- [The problem]
Return each entry exactly, omitting nothing.

- [Data entries]
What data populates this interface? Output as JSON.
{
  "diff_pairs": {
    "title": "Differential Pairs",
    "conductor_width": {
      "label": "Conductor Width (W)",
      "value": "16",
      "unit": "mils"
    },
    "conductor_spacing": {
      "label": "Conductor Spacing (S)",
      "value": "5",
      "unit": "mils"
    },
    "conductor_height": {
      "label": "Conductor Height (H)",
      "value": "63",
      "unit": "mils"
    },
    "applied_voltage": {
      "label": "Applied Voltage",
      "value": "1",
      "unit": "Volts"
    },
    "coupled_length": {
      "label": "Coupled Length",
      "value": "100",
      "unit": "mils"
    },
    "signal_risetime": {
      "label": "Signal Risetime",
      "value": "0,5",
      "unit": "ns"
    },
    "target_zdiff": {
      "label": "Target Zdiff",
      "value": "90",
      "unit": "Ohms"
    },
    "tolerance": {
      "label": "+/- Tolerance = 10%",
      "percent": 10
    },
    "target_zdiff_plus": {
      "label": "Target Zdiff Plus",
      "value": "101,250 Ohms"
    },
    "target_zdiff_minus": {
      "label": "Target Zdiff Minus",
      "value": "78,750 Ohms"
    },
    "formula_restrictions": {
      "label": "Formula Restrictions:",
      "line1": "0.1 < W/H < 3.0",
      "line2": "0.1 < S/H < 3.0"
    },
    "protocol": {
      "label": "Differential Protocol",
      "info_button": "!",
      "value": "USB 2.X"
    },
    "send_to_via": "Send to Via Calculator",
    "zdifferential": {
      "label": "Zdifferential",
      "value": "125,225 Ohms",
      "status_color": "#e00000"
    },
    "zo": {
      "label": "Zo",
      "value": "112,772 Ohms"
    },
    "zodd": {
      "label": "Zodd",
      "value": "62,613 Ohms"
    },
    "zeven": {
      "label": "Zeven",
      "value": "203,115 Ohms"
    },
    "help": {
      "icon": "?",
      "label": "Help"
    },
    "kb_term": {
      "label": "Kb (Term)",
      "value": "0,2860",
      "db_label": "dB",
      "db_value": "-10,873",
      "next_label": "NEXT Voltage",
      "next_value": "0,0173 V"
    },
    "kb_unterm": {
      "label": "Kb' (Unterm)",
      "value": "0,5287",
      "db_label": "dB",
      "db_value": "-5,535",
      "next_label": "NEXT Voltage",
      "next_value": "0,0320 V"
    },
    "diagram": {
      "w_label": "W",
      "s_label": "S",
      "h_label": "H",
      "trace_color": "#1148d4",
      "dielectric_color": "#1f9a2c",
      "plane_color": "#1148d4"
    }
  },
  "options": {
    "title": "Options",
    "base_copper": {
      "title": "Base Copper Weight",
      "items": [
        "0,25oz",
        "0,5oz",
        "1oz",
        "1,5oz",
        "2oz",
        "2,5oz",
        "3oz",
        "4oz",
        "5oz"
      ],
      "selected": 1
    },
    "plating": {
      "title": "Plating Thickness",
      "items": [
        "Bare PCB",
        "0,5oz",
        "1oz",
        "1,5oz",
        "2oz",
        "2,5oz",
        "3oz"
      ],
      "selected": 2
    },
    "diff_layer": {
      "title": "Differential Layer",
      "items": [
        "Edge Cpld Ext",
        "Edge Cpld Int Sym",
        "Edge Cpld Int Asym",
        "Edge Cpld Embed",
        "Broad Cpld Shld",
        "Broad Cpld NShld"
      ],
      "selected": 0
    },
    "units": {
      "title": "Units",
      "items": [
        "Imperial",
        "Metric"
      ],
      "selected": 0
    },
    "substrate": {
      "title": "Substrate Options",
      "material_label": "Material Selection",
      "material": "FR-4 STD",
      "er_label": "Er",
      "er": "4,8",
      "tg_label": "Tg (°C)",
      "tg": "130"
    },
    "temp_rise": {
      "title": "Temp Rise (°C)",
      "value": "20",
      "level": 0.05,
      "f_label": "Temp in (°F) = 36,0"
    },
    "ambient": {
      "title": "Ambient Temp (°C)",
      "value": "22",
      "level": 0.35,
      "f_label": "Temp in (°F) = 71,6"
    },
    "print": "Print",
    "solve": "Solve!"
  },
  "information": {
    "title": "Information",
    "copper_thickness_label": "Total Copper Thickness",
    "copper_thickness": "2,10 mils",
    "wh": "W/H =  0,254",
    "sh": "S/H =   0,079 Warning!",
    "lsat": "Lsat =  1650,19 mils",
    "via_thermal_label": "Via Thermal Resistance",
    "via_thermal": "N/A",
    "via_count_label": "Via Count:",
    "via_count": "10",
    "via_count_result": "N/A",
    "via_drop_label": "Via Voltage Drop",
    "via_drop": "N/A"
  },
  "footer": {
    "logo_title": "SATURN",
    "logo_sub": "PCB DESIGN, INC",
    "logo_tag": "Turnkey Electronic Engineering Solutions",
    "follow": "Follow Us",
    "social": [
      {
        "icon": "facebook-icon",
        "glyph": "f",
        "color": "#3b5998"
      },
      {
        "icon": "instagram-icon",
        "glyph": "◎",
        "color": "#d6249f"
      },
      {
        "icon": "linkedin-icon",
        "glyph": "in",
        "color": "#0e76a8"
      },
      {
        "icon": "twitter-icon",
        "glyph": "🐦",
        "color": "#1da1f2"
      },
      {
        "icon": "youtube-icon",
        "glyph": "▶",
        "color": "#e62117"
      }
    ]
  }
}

- [Problem solution]
What data populates this interface? Output as JSON.
{
  "diff_pairs": {
    "title": "Differential Pairs",
    "conductor_width": {
      "label": "Conductor Width (W)",
      "value": "16",
      "unit": "mils"
    },
    "conductor_spacing": {
      "label": "Conductor Spacing (S)",
      "value": "5",
      "unit": "mils"
    },
    "conductor_height": {
      "label": "Conductor Height (H)",
      "value": "63",
      "unit": "mils"
    },
    "applied_voltage": {
      "label": "Applied Voltage",
      "value": "1",
      "unit": "Volts"
    },
    "coupled_length": {
      "label": "Coupled Length",
      "value": "100",
      "unit": "mils"
    },
    "signal_risetime": {
      "label": "Signal Risetime",
      "value": "0,5",
      "unit": "ns"
    },
    "target_zdiff": {
      "label": "Target Zdiff",
      "value": "90",
      "unit": "Ohms"
    },
    "tolerance": {
      "label": "+/- Tolerance = 10%",
      "percent": 10
    },
    "target_zdiff_plus": {
      "label": "Target Zdiff Plus",
      "value": "101,250 Ohms"
    },
    "target_zdiff_minus": {
      "label": "Target Zdiff Minus",
      "value": "78,750 Ohms"
    },
    "formula_restrictions": {
      "label": "Formula Restrictions:",
      "line1": "0.1 < W/H < 3.0",
      "line2": "0.1 < S/H < 3.0"
    },
    "protocol": {
      "label": "Differential Protocol",
      "info_button": "!",
      "value": "USB 2.X"
    },
    "send_to_via": "Send to Via Calculator",
    "zdifferential": {
      "label": "Zdifferential",
      "value": "125,225 Ohms",
      "status_color": "#e00000"
    },
    "zo": {
      "label": "Zo",
      "value": "112,772 Ohms"
    },
    "zodd": {
      "label": "Zodd",
      "value": "62,613 Ohms"
    },
    "zeven": {
      "label": "Zeven",
      "value": "203,115 Ohms"
    },
    "help": {
      "icon": "?",
      "label": "Help"
    },
    "kb_term": {
      "label": "Kb (Term)",
      "value": "0,2860",
      "db_label": "dB",
      "db_value": "-10,873",
      "next_label": "NEXT Voltage",
      "next_value": "0,0173 V"
    },
    "kb_unterm": {
      "label": "Kb' (Unterm)",
      "value": "0,5287",
      "db_label": "dB",
      "db_value": "-5,535",
      "next_label": "NEXT Voltage",
      "next_value": "0,0320 V"
    },
    "diagram": {
      "w_label": "W",
      "s_label": "S",
      "h_label": "H",
      "trace_color": "#1148d4",
      "dielectric_color": "#1f9a2c",
      "plane_color": "#1148d4"
    }
  },
  "options": {
    "title": "Options",
    "base_copper": {
      "title": "Base Copper Weight",
      "items": [
        "0,25oz",
        "0,5oz",
        "1oz",
        "1,5oz",
        "2oz",
        "2,5oz",
        "3oz",
        "4oz",
        "5oz"
      ],
      "selected": 1
    },
    "plating": {
      "title": "Plating Thickness",
      "items": [
        "Bare PCB",
        "0,5oz",
        "1oz",
        "1,5oz",
        "2oz",
        "2,5oz",
        "3oz"
      ],
      "selected": 2
    },
    "diff_layer": {
      "title": "Differential Layer",
      "items": [
        "Edge Cpld Ext",
        "Edge Cpld Int Sym",
        "Edge Cpld Int Asym",
        "Edge Cpld Embed",
        "Broad Cpld Shld",
        "Broad Cpld NShld"
      ],
      "selected": 0
    },
    "units": {
      "title": "Units",
      "items": [
        "Imperial",
        "Metric"
      ],
      "selected": 0
    },
    "substrate": {
      "title": "Substrate Options",
      "material_label": "Material Selection",
      "material": "FR-4 STD",
      "er_label": "Er",
      "er": "4,8",
      "tg_label": "Tg (°C)",
      "tg": "130"
    },
    "temp_rise": {
      "title": "Temp Rise (°C)",
      "value": "20",
      "level": 0.05,
      "f_label": "Temp in (°F) = 36,0"
    },
    "ambient": {
      "title": "Ambient Temp (°C)",
      "value": "22",
      "level": 0.35,
      "f_label": "Temp in (°F) = 71,6"
    },
    "print": "Print",
    "solve": "Solve!"
  },
  "information": {
    "title": "Information",
    "copper_thickness_label": "Total Copper Thickness",
    "copper_thickness": "2,10 mils",
    "wh": "W/H =  0,254",
    "sh": "S/H =   0,079 Warning!",
    "lsat": "Lsat =  1650,19 mils",
    "via_thermal_label": "Via Thermal Resistance",
    "via_thermal": "N/A",
    "via_count_label": "Via Count:",
    "via_count": "10",
    "via_count_result": "N/A",
    "via_drop_label": "Via Voltage Drop",
    "via_drop": "N/A"
  },
  "footer": {
    "logo_title": "SATURN",
    "logo_sub": "PCB DESIGN, INC",
    "logo_tag": "Turnkey Electronic Engineering Solutions",
    "follow": "Follow Us",
    "social": [
      {
        "icon": "facebook-icon",
        "glyph": "f",
        "color": "#3b5998"
      },
      {
        "icon": "instagram-icon",
        "glyph": "◎",
        "color": "#d6249f"
      },
      {
        "icon": "linkedin-icon",
        "glyph": "in",
        "color": "#0e76a8"
      },
      {
        "icon": "twitter-icon",
        "glyph": "🐦",
        "color": "#1da1f2"
      },
      {
        "icon": "youtube-icon",
        "glyph": "▶",
        "color": "#e62117"
      }
    ]
  }
}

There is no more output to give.